**Data shown:**
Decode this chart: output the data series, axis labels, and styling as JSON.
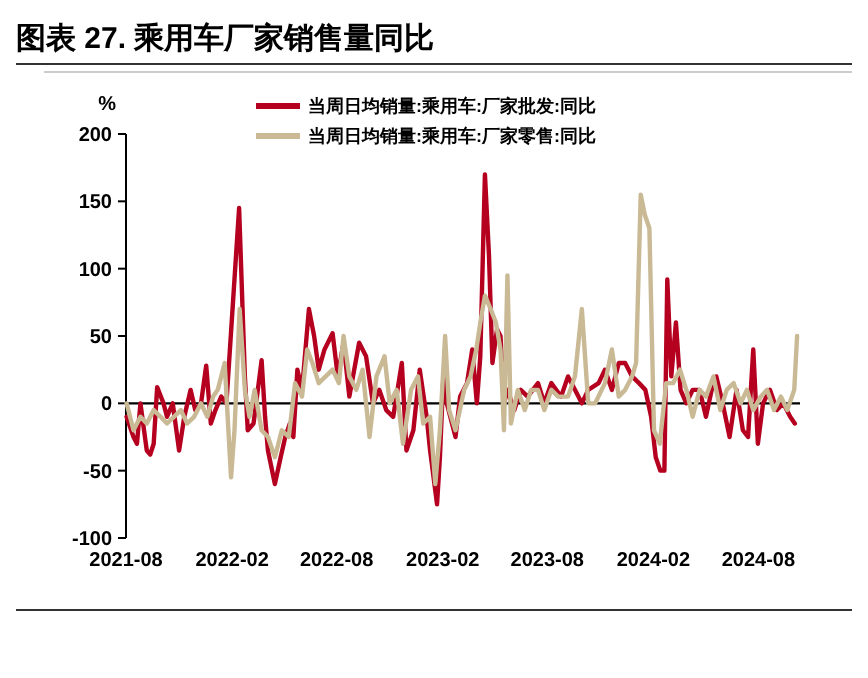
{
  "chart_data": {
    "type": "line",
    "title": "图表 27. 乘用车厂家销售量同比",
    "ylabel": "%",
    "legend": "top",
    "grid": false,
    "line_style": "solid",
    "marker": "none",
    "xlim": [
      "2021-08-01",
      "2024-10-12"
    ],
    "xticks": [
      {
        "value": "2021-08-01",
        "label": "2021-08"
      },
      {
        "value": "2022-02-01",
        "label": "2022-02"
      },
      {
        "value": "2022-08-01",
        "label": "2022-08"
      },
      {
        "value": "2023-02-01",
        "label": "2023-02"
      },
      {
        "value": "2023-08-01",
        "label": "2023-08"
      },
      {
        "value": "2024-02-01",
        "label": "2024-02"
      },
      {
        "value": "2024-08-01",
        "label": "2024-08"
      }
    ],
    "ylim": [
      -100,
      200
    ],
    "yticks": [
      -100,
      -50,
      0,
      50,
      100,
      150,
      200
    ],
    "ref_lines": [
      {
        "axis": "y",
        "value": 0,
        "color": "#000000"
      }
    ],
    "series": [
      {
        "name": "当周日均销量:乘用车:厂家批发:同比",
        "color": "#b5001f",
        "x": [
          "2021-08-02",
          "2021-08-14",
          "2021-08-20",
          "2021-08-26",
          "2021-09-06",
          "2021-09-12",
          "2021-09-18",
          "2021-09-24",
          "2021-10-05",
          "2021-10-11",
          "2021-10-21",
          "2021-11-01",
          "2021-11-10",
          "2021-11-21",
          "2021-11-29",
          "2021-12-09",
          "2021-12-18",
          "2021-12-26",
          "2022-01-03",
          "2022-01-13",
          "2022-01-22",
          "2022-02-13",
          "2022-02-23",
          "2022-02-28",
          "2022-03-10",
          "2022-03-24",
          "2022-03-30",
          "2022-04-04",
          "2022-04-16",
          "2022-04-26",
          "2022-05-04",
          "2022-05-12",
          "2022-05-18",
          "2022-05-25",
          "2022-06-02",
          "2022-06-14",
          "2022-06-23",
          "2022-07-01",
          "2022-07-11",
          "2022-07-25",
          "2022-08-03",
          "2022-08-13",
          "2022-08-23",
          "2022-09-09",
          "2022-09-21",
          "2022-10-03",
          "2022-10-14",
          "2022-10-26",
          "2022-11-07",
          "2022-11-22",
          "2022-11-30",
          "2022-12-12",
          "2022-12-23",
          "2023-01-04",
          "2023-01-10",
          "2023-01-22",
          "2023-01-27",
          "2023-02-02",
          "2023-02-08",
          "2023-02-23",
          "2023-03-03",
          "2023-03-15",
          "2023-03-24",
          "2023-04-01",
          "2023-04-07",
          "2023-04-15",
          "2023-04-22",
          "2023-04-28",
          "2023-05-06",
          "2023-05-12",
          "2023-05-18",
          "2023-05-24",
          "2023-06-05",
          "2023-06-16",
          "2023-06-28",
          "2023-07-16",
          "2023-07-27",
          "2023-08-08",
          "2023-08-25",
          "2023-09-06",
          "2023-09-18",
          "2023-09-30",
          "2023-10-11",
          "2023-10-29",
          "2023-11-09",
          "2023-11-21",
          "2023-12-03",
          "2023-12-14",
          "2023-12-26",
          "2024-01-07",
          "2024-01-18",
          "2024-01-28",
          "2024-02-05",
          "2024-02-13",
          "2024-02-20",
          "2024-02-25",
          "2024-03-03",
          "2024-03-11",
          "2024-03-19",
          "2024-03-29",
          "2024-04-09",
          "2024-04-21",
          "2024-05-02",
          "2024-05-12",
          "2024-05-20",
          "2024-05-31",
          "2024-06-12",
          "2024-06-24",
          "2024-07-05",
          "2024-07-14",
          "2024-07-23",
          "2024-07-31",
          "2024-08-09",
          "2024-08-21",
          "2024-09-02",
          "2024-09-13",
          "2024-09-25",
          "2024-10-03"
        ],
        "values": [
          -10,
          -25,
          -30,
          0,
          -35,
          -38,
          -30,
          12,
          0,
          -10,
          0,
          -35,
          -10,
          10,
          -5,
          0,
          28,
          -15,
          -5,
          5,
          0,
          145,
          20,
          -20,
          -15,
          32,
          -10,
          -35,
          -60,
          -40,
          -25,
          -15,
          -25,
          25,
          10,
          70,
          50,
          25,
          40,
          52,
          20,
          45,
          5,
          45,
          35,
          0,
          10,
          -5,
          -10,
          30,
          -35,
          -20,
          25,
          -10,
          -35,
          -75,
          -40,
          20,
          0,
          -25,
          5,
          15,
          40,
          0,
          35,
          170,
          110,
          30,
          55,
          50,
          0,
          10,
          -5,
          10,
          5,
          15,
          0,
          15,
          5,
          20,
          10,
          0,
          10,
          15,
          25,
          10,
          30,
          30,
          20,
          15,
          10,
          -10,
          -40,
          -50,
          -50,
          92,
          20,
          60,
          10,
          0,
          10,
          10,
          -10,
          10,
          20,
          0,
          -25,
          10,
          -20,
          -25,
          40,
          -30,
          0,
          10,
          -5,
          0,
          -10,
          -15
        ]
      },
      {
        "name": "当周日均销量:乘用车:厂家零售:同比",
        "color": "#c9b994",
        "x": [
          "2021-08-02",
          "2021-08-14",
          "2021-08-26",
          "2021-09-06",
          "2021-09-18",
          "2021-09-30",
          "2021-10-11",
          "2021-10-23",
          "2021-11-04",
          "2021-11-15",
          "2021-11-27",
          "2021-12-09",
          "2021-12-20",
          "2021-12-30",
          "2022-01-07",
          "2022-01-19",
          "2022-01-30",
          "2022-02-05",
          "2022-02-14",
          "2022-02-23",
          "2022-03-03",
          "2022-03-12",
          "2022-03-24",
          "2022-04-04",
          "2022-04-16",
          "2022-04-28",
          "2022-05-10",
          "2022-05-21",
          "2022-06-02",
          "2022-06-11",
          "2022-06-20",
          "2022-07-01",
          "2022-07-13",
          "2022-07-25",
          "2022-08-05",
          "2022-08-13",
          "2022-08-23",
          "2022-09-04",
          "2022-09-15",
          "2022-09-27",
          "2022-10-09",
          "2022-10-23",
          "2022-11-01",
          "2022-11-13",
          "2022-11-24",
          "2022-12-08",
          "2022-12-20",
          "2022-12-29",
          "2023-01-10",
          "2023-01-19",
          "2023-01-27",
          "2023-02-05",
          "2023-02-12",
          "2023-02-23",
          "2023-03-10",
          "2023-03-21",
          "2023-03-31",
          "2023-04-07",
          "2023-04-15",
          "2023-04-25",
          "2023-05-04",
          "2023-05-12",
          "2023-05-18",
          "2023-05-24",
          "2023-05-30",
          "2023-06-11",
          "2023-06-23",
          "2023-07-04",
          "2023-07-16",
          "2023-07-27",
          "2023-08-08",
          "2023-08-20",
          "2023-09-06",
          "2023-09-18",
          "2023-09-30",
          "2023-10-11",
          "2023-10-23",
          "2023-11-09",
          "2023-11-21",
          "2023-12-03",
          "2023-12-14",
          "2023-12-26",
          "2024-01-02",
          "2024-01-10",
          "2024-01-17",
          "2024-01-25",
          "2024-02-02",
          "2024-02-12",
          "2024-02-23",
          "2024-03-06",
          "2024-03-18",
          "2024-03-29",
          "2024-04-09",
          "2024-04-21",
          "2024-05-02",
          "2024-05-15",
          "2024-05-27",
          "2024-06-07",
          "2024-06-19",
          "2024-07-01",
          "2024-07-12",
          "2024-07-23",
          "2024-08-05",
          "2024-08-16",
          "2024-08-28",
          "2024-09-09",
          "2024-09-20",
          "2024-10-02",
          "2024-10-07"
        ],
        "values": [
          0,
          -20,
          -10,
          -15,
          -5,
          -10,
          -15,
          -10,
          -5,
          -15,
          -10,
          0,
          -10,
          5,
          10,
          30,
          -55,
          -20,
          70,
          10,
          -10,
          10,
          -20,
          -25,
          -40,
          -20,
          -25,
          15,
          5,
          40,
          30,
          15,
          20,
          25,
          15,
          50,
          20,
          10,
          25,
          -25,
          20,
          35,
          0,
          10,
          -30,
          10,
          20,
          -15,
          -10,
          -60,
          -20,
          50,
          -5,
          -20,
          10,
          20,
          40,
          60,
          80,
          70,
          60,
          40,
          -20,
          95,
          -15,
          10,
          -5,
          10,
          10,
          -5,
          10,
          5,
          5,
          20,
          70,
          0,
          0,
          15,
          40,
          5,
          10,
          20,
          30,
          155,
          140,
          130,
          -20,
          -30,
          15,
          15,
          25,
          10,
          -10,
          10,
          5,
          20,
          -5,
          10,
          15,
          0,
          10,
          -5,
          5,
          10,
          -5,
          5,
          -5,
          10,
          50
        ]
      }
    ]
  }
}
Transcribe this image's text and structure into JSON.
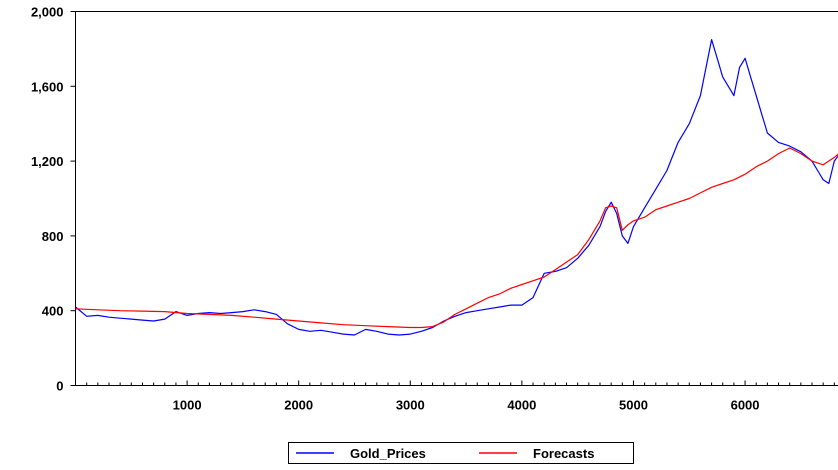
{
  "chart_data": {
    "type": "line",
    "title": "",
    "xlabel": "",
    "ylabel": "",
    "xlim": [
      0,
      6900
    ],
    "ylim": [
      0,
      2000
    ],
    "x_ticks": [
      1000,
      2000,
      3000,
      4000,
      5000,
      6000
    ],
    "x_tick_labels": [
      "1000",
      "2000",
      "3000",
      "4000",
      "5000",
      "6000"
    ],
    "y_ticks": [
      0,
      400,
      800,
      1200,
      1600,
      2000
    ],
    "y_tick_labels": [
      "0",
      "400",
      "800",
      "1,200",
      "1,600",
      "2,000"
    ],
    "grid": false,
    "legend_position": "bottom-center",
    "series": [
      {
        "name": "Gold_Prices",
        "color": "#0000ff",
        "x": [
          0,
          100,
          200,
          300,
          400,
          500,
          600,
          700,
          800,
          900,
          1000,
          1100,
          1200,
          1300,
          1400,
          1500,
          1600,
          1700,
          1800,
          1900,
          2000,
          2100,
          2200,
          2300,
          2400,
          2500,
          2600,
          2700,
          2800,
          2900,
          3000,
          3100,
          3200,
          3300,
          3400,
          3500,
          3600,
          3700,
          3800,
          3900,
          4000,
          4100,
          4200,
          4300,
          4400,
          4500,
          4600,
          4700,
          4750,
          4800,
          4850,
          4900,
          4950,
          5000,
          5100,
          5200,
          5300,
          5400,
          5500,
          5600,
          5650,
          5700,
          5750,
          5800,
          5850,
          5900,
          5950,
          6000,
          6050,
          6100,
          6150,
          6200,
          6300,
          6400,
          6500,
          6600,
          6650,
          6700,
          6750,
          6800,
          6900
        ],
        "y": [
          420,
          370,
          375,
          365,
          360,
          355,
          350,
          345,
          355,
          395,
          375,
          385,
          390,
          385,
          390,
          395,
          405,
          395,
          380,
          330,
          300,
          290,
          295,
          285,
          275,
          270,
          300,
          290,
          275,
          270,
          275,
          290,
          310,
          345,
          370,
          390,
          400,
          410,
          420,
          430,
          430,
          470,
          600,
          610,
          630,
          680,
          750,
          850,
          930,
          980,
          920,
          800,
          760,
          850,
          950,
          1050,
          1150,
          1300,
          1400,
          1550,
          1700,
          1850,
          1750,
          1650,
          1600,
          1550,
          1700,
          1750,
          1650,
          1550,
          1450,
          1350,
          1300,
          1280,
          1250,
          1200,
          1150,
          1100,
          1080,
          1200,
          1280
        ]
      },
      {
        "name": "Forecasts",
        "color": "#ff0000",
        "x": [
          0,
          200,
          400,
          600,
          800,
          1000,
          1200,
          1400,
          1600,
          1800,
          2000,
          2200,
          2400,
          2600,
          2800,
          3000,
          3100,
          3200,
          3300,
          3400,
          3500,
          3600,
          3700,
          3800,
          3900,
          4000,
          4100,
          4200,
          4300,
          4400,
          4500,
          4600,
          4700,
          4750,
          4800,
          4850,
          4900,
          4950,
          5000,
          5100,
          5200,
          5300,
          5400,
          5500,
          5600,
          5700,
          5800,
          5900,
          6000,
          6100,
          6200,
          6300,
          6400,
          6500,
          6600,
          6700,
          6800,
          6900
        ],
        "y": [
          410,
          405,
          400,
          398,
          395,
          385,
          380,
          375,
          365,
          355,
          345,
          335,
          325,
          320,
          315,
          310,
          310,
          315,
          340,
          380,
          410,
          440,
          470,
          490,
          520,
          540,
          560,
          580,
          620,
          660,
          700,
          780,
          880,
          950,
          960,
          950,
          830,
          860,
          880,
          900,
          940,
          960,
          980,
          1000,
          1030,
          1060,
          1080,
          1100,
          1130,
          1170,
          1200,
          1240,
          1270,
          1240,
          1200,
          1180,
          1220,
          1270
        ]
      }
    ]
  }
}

**Exercise instructions:**
Identify each line holding the string "name", and copy it out.

**Answer for the task:**
        "name": "当周日均销量:乘用车:厂家批发:同比",
        "name": "当周日均销量:乘用车:厂家零售:同比",
        "name": "Gold_Prices",
        "name": "Forecasts",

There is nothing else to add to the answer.